▶ [THE TASK]: Skip all pictures, then print the remaining material exactly.

▶ [RECORDS SUPPLIED]:
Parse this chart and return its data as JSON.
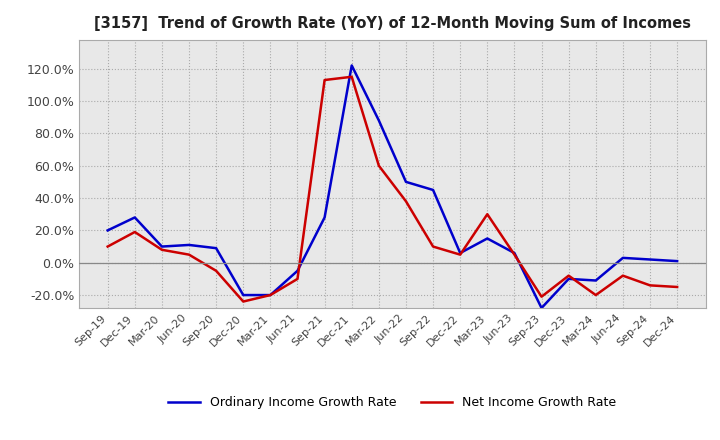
{
  "title": "[3157]  Trend of Growth Rate (YoY) of 12-Month Moving Sum of Incomes",
  "x_labels": [
    "Sep-19",
    "Dec-19",
    "Mar-20",
    "Jun-20",
    "Sep-20",
    "Dec-20",
    "Mar-21",
    "Jun-21",
    "Sep-21",
    "Dec-21",
    "Mar-22",
    "Jun-22",
    "Sep-22",
    "Dec-22",
    "Mar-23",
    "Jun-23",
    "Sep-23",
    "Dec-23",
    "Mar-24",
    "Jun-24",
    "Sep-24",
    "Dec-24"
  ],
  "ordinary_income": [
    0.2,
    0.28,
    0.1,
    0.11,
    0.09,
    -0.2,
    -0.2,
    -0.05,
    0.28,
    1.22,
    0.88,
    0.5,
    0.45,
    0.06,
    0.15,
    0.06,
    -0.28,
    -0.1,
    -0.11,
    0.03,
    0.02,
    0.01
  ],
  "net_income": [
    0.1,
    0.19,
    0.08,
    0.05,
    -0.05,
    -0.24,
    -0.2,
    -0.1,
    1.13,
    1.15,
    0.6,
    0.38,
    0.1,
    0.05,
    0.3,
    0.05,
    -0.21,
    -0.08,
    -0.2,
    -0.08,
    -0.14,
    -0.15
  ],
  "ordinary_color": "#0000cc",
  "net_color": "#cc0000",
  "ylim": [
    -0.28,
    1.38
  ],
  "yticks": [
    -0.2,
    0.0,
    0.2,
    0.4,
    0.6,
    0.8,
    1.0,
    1.2
  ],
  "plot_bg_color": "#e8e8e8",
  "fig_bg_color": "#ffffff",
  "grid_color": "#ffffff",
  "legend_ordinary": "Ordinary Income Growth Rate",
  "legend_net": "Net Income Growth Rate",
  "line_width": 1.8
}
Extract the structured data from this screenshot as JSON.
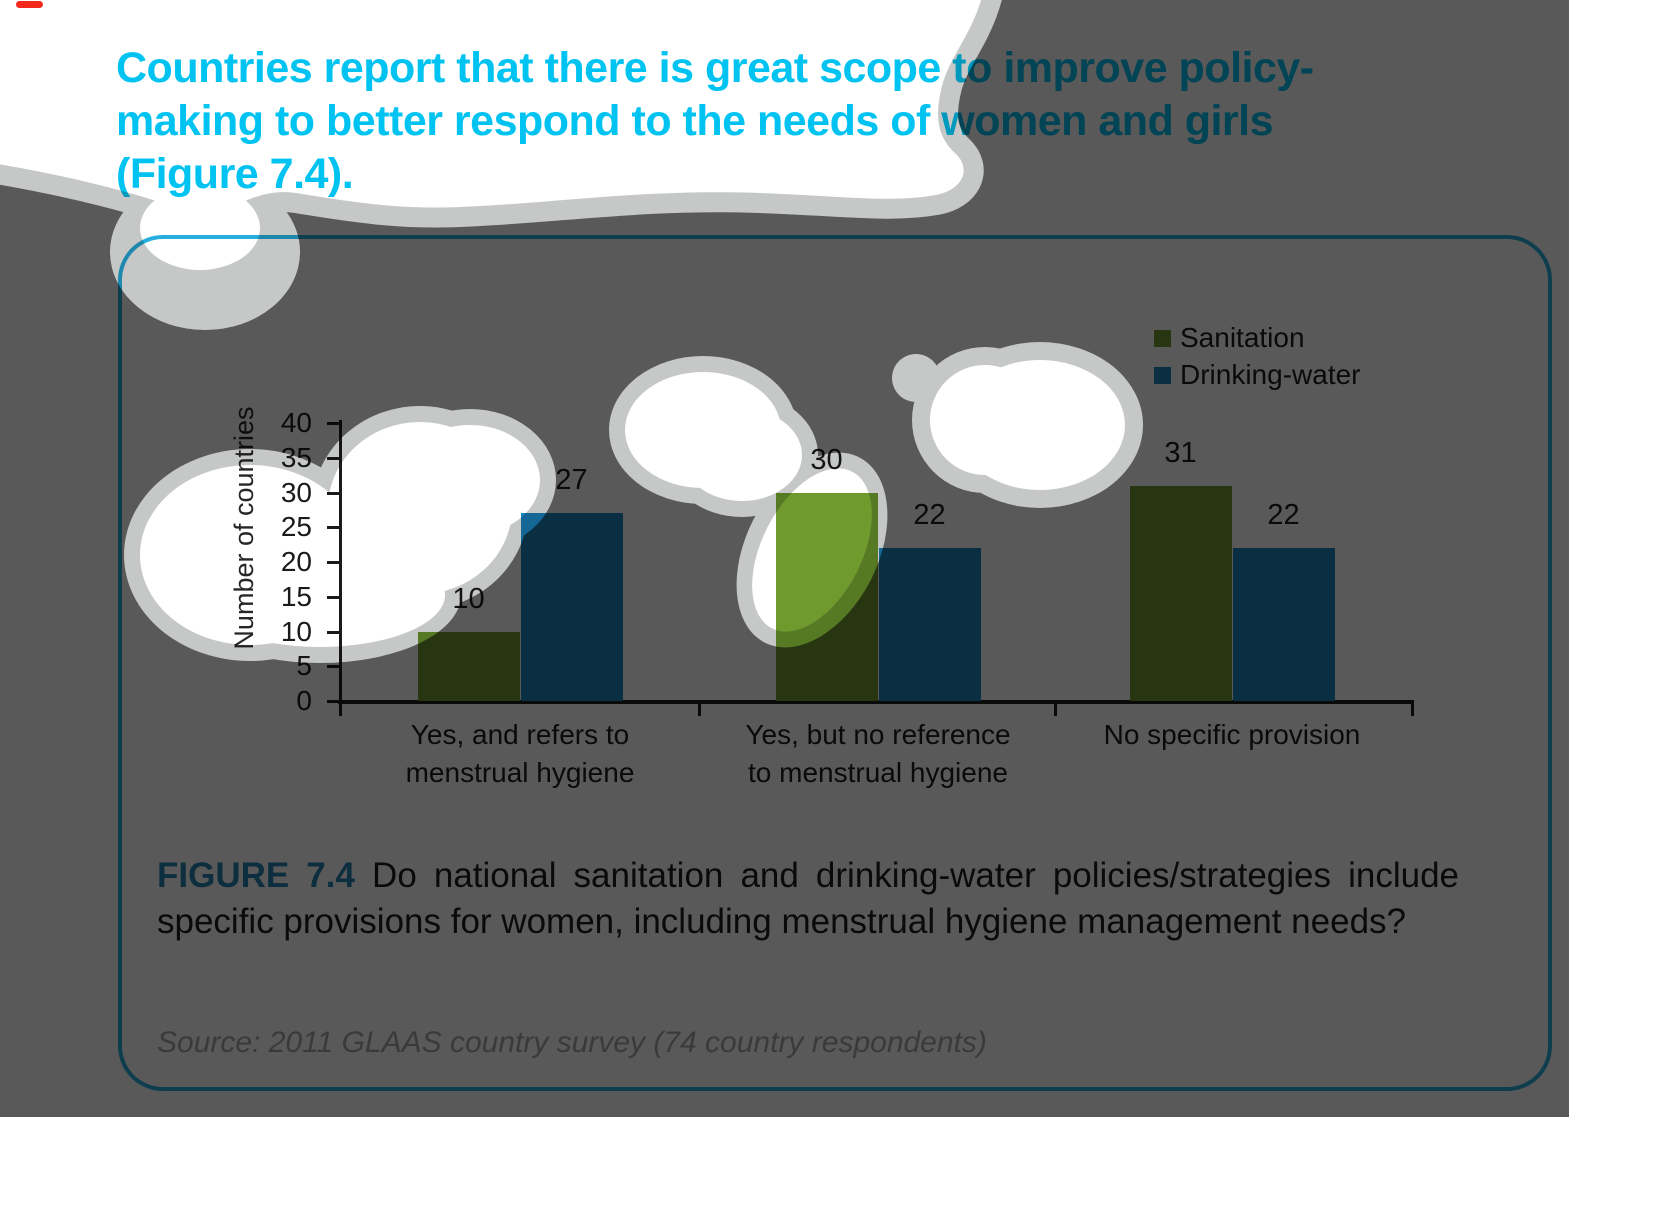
{
  "title": {
    "lines": [
      "Countries report that there is great scope to improve policy-",
      "making to better respond to the needs of women and girls",
      "(Figure 7.4)."
    ]
  },
  "legend": {
    "items": [
      {
        "label": "Sanitation",
        "color": "#6F9A2E"
      },
      {
        "label": "Drinking-water",
        "color": "#1A85BE"
      }
    ]
  },
  "chart_data": {
    "type": "bar",
    "categories": [
      "Yes, and refers to menstrual hygiene",
      "Yes, but no reference to menstrual hygiene",
      "No specific provision"
    ],
    "categories_lines": [
      [
        "Yes, and refers to",
        "menstrual hygiene"
      ],
      [
        "Yes, but no reference",
        "to menstrual hygiene"
      ],
      [
        "No specific provision"
      ]
    ],
    "series": [
      {
        "name": "Sanitation",
        "color": "#6F9A2E",
        "values": [
          10,
          30,
          31
        ]
      },
      {
        "name": "Drinking-water",
        "color": "#1A85BE",
        "values": [
          27,
          22,
          22
        ]
      }
    ],
    "ylabel": "Number of countries",
    "xlabel": "",
    "ylim": [
      0,
      40
    ],
    "yticks": [
      0,
      5,
      10,
      15,
      20,
      25,
      30,
      35,
      40
    ],
    "grid": false,
    "legend_position": "top-right",
    "value_labels_shown": true
  },
  "caption": {
    "label": "FIGURE 7.4",
    "text": " Do national sanitation and drinking-water policies/strategies include specific provisions for women, including menstrual hygiene management needs?"
  },
  "source": "Source: 2011 GLAAS country survey (74 country respondents)",
  "colors": {
    "title_cyan": "#00C3F2",
    "frame_border": "#28AEDE",
    "figure_label_teal": "#2382B0",
    "body_text": "#1A1A1A",
    "source_gray": "#A6A6A6",
    "red_mark": "#F5281E",
    "overlay_dim_gray": "#595959",
    "overlay_halo_gray": "#C6C8C8"
  }
}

▶ [SOLUTION FOR THIS PROBLEM]:
Parse this chart and return its data as JSON.
{
  "title": "[3157]  Trend of Growth Rate (YoY) of 12-Month Moving Sum of Incomes",
  "x_labels": [
    "Sep-19",
    "Dec-19",
    "Mar-20",
    "Jun-20",
    "Sep-20",
    "Dec-20",
    "Mar-21",
    "Jun-21",
    "Sep-21",
    "Dec-21",
    "Mar-22",
    "Jun-22",
    "Sep-22",
    "Dec-22",
    "Mar-23",
    "Jun-23",
    "Sep-23",
    "Dec-23",
    "Mar-24",
    "Jun-24",
    "Sep-24",
    "Dec-24"
  ],
  "ordinary_income": [
    0.2,
    0.28,
    0.1,
    0.11,
    0.09,
    -0.2,
    -0.2,
    -0.05,
    0.28,
    1.22,
    0.88,
    0.5,
    0.45,
    0.06,
    0.15,
    0.06,
    -0.28,
    -0.1,
    -0.11,
    0.03,
    0.02,
    0.01
  ],
  "net_income": [
    0.1,
    0.19,
    0.08,
    0.05,
    -0.05,
    -0.24,
    -0.2,
    -0.1,
    1.13,
    1.15,
    0.6,
    0.38,
    0.1,
    0.05,
    0.3,
    0.05,
    -0.21,
    -0.08,
    -0.2,
    -0.08,
    -0.14,
    -0.15
  ],
  "ordinary_color": "#0000cc",
  "net_color": "#cc0000",
  "ylim": [
    -0.28,
    1.38
  ],
  "yticks": [
    -0.2,
    0.0,
    0.2,
    0.4,
    0.6,
    0.8,
    1.0,
    1.2
  ],
  "plot_bg_color": "#e8e8e8",
  "fig_bg_color": "#ffffff",
  "grid_color": "#ffffff",
  "legend_ordinary": "Ordinary Income Growth Rate",
  "legend_net": "Net Income Growth Rate",
  "line_width": 1.8
}
Extract the structured data from this screenshot as JSON.
{
  "title": {
    "lines": [
      "Countries report that there is great scope to improve policy-",
      "making to better respond to the needs of women and girls",
      "(Figure 7.4)."
    ]
  },
  "legend": {
    "items": [
      {
        "label": "Sanitation",
        "color": "#6F9A2E"
      },
      {
        "label": "Drinking-water",
        "color": "#1A85BE"
      }
    ]
  },
  "chart_data": {
    "type": "bar",
    "categories": [
      "Yes, and refers to menstrual hygiene",
      "Yes, but no reference to menstrual hygiene",
      "No specific provision"
    ],
    "categories_lines": [
      [
        "Yes, and refers to",
        "menstrual hygiene"
      ],
      [
        "Yes, but no reference",
        "to menstrual hygiene"
      ],
      [
        "No specific provision"
      ]
    ],
    "series": [
      {
        "name": "Sanitation",
        "color": "#6F9A2E",
        "values": [
          10,
          30,
          31
        ]
      },
      {
        "name": "Drinking-water",
        "color": "#1A85BE",
        "values": [
          27,
          22,
          22
        ]
      }
    ],
    "ylabel": "Number of countries",
    "xlabel": "",
    "ylim": [
      0,
      40
    ],
    "yticks": [
      0,
      5,
      10,
      15,
      20,
      25,
      30,
      35,
      40
    ],
    "grid": false,
    "legend_position": "top-right",
    "value_labels_shown": true
  },
  "caption": {
    "label": "FIGURE 7.4",
    "text": " Do national sanitation and drinking-water policies/strategies include specific provisions for women, including menstrual hygiene management needs?"
  },
  "source": "Source: 2011 GLAAS country survey (74 country respondents)",
  "colors": {
    "title_cyan": "#00C3F2",
    "frame_border": "#28AEDE",
    "figure_label_teal": "#2382B0",
    "body_text": "#1A1A1A",
    "source_gray": "#A6A6A6",
    "red_mark": "#F5281E",
    "overlay_dim_gray": "#595959",
    "overlay_halo_gray": "#C6C8C8"
  }
}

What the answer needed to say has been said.